Each record below is to be reproduced without any change.
--- Begin Given data ---
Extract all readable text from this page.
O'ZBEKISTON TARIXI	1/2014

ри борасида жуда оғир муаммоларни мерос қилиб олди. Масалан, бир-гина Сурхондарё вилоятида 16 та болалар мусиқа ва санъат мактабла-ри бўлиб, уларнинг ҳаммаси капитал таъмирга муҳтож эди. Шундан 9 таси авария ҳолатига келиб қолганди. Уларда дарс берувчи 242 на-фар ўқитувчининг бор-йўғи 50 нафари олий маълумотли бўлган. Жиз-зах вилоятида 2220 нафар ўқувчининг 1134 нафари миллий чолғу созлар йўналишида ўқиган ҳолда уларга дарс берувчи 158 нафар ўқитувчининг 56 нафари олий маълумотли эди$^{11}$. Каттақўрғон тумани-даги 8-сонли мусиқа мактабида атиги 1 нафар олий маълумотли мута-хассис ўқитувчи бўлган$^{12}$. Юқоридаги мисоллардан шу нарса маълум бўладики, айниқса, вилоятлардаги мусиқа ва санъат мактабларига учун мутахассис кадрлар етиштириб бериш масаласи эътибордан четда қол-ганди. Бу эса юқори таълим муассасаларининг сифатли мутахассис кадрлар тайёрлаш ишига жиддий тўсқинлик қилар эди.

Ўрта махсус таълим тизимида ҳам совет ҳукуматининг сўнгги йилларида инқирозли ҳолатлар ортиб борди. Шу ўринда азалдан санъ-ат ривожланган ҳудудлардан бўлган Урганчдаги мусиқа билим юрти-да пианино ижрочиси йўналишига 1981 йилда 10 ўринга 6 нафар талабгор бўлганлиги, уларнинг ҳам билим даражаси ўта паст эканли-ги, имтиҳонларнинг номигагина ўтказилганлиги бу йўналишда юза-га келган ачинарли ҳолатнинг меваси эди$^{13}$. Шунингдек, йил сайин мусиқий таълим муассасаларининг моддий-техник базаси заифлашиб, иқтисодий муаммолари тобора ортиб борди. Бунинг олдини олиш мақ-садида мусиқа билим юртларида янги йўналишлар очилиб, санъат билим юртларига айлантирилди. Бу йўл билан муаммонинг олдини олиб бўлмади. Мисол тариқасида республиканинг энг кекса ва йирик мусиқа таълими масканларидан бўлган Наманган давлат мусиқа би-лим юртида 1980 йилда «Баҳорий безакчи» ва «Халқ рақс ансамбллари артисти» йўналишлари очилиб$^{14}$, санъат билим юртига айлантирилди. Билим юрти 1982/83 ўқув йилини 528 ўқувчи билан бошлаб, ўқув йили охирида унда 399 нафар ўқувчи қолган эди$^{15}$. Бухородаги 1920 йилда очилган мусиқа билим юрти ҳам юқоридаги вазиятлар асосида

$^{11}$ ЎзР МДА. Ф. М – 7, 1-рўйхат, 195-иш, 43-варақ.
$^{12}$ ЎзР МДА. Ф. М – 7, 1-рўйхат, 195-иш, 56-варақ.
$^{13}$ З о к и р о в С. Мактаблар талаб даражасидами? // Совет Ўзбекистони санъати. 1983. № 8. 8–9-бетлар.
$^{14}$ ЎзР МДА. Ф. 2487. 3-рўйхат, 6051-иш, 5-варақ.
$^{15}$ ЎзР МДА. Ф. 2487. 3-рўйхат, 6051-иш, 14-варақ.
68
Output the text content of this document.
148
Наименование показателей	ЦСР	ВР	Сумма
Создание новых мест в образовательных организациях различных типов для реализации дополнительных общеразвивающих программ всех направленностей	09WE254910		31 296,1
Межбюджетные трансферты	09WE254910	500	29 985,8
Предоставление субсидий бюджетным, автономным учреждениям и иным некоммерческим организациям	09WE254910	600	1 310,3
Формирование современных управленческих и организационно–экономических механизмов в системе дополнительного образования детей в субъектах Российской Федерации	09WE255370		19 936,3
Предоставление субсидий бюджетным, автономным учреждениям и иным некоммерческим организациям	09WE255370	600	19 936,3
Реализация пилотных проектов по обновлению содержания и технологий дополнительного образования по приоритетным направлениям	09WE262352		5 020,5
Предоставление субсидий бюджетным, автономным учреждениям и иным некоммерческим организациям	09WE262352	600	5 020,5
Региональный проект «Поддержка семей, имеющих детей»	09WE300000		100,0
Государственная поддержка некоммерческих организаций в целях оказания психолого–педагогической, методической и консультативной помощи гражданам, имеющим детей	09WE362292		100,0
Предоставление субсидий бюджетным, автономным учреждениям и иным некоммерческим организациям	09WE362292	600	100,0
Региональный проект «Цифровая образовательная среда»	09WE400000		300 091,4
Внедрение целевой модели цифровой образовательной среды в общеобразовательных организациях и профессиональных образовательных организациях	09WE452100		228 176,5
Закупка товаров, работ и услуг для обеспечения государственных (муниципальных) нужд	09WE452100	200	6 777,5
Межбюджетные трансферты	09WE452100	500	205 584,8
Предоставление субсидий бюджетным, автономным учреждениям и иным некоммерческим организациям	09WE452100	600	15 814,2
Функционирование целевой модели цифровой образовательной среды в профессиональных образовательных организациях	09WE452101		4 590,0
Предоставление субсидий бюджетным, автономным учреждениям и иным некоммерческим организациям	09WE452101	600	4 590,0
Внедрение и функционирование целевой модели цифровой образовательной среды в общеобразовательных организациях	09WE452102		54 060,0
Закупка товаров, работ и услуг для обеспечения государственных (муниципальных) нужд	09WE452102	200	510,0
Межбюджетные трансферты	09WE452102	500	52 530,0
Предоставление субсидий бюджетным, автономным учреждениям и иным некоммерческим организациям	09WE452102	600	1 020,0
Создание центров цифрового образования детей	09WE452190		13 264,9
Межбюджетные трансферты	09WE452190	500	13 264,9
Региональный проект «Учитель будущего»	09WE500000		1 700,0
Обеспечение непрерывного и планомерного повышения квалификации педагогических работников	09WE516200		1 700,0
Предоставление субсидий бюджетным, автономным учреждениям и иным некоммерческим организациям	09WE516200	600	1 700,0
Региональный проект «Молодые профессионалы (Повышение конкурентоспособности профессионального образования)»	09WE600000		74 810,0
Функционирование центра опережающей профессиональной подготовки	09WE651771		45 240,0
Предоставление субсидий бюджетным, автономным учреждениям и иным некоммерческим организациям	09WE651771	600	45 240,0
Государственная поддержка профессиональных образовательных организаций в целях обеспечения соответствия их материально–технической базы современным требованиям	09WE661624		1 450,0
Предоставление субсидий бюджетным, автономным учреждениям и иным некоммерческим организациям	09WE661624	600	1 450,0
--- End Given data ---
## [Output of the task]
Extract all readable text from this page.
O'ZBEKISTON TARIXI	1/2014

ри борасида жуда оғир муаммоларни мерос қилиб олди. Масалан, бир-гина Сурхондарё вилоятида 16 та болалар мусиқа ва санъат мактабла-ри бўлиб, уларнинг ҳаммаси капитал таъмирга муҳтож эди. Шундан 9 таси авария ҳолатига келиб қолганди. Уларда дарс берувчи 242 на-фар ўқитувчининг бор-йўғи 50 нафари олий маълумотли бўлган. Жиз-зах вилоятида 2220 нафар ўқувчининг 1134 нафари миллий чолғу созлар йўналишида ўқиган ҳолда уларга дарс берувчи 158 нафар ўқитувчининг 56 нафари олий маълумотли эди$^{11}$. Каттақўрғон тумани-даги 8-сонли мусиқа мактабида атиги 1 нафар олий маълумотли мута-хассис ўқитувчи бўлган$^{12}$. Юқоридаги мисоллардан шу нарса маълум бўладики, айниқса, вилоятлардаги мусиқа ва санъат мактабларига учун мутахассис кадрлар етиштириб бериш масаласи эътибордан четда қол-ганди. Бу эса юқори таълим муассасаларининг сифатли мутахассис кадрлар тайёрлаш ишига жиддий тўсқинлик қилар эди.

Ўрта махсус таълим тизимида ҳам совет ҳукуматининг сўнгги йилларида инқирозли ҳолатлар ортиб борди. Шу ўринда азалдан санъ-ат ривожланган ҳудудлардан бўлган Урганчдаги мусиқа билим юрти-да пианино ижрочиси йўналишига 1981 йилда 10 ўринга 6 нафар талабгор бўлганлиги, уларнинг ҳам билим даражаси ўта паст эканли-ги, имтиҳонларнинг номигагина ўтказилганлиги бу йўналишда юза-га келган ачинарли ҳолатнинг меваси эди$^{13}$. Шунингдек, йил сайин мусиқий таълим муассасаларининг моддий-техник базаси заифлашиб, иқтисодий муаммолари тобора ортиб борди. Бунинг олдини олиш мақ-садида мусиқа билим юртларида янги йўналишлар очилиб, санъат билим юртларига айлантирилди. Бу йўл билан муаммонинг олдини олиб бўлмади. Мисол тариқасида республиканинг энг кекса ва йирик мусиқа таълими масканларидан бўлган Наманган давлат мусиқа би-лим юртида 1980 йилда «Баҳорий безакчи» ва «Халқ рақс ансамбллари артисти» йўналишлари очилиб$^{14}$, санъат билим юртига айлантирилди. Билим юрти 1982/83 ўқув йилини 528 ўқувчи билан бошлаб, ўқув йили охирида унда 399 нафар ўқувчи қолган эди$^{15}$. Бухородаги 1920 йилда очилган мусиқа билим юрти ҳам юқоридаги вазиятлар асосида

$^{11}$ ЎзР МДА. Ф. М – 7, 1-рўйхат, 195-иш, 43-варақ.
$^{12}$ ЎзР МДА. Ф. М – 7, 1-рўйхат, 195-иш, 56-варақ.
$^{13}$ З о к и р о в С. Мактаблар талаб даражасидами? // Совет Ўзбекистони санъати. 1983. № 8. 8–9-бетлар.
$^{14}$ ЎзР МДА. Ф. 2487. 3-рўйхат, 6051-иш, 5-варақ.
$^{15}$ ЎзР МДА. Ф. 2487. 3-рўйхат, 6051-иш, 14-варақ.
68
Output the text content of this document.
148
Наименование показателей	ЦСР	ВР	Сумма
Создание новых мест в образовательных организациях различных типов для реализации дополнительных общеразвивающих программ всех направленностей	09WE254910		31 296,1
Межбюджетные трансферты	09WE254910	500	29 985,8
Предоставление субсидий бюджетным, автономным учреждениям и иным некоммерческим организациям	09WE254910	600	1 310,3
Формирование современных управленческих и организационно–экономических механизмов в системе дополнительного образования детей в субъектах Российской Федерации	09WE255370		19 936,3
Предоставление субсидий бюджетным, автономным учреждениям и иным некоммерческим организациям	09WE255370	600	19 936,3
Реализация пилотных проектов по обновлению содержания и технологий дополнительного образования по приоритетным направлениям	09WE262352		5 020,5
Предоставление субсидий бюджетным, автономным учреждениям и иным некоммерческим организациям	09WE262352	600	5 020,5
Региональный проект «Поддержка семей, имеющих детей»	09WE300000		100,0
Государственная поддержка некоммерческих организаций в целях оказания психолого–педагогической, методической и консультативной помощи гражданам, имеющим детей	09WE362292		100,0
Предоставление субсидий бюджетным, автономным учреждениям и иным некоммерческим организациям	09WE362292	600	100,0
Региональный проект «Цифровая образовательная среда»	09WE400000		300 091,4
Внедрение целевой модели цифровой образовательной среды в общеобразовательных организациях и профессиональных образовательных организациях	09WE452100		228 176,5
Закупка товаров, работ и услуг для обеспечения государственных (муниципальных) нужд	09WE452100	200	6 777,5
Межбюджетные трансферты	09WE452100	500	205 584,8
Предоставление субсидий бюджетным, автономным учреждениям и иным некоммерческим организациям	09WE452100	600	15 814,2
Функционирование целевой модели цифровой образовательной среды в профессиональных образовательных организациях	09WE452101		4 590,0
Предоставление субсидий бюджетным, автономным учреждениям и иным некоммерческим организациям	09WE452101	600	4 590,0
Внедрение и функционирование целевой модели цифровой образовательной среды в общеобразовательных организациях	09WE452102		54 060,0
Закупка товаров, работ и услуг для обеспечения государственных (муниципальных) нужд	09WE452102	200	510,0
Межбюджетные трансферты	09WE452102	500	52 530,0
Предоставление субсидий бюджетным, автономным учреждениям и иным некоммерческим организациям	09WE452102	600	1 020,0
Создание центров цифрового образования детей	09WE452190		13 264,9
Межбюджетные трансферты	09WE452190	500	13 264,9
Региональный проект «Учитель будущего»	09WE500000		1 700,0
Обеспечение непрерывного и планомерного повышения квалификации педагогических работников	09WE516200		1 700,0
Предоставление субсидий бюджетным, автономным учреждениям и иным некоммерческим организациям	09WE516200	600	1 700,0
Региональный проект «Молодые профессионалы (Повышение конкурентоспособности профессионального образования)»	09WE600000		74 810,0
Функционирование центра опережающей профессиональной подготовки	09WE651771		45 240,0
Предоставление субсидий бюджетным, автономным учреждениям и иным некоммерческим организациям	09WE651771	600	45 240,0
Государственная поддержка профессиональных образовательных организаций в целях обеспечения соответствия их материально–технической базы современным требованиям	09WE661624		1 450,0
Предоставление субсидий бюджетным, автономным учреждениям и иным некоммерческим организациям	09WE661624	600	1 450,0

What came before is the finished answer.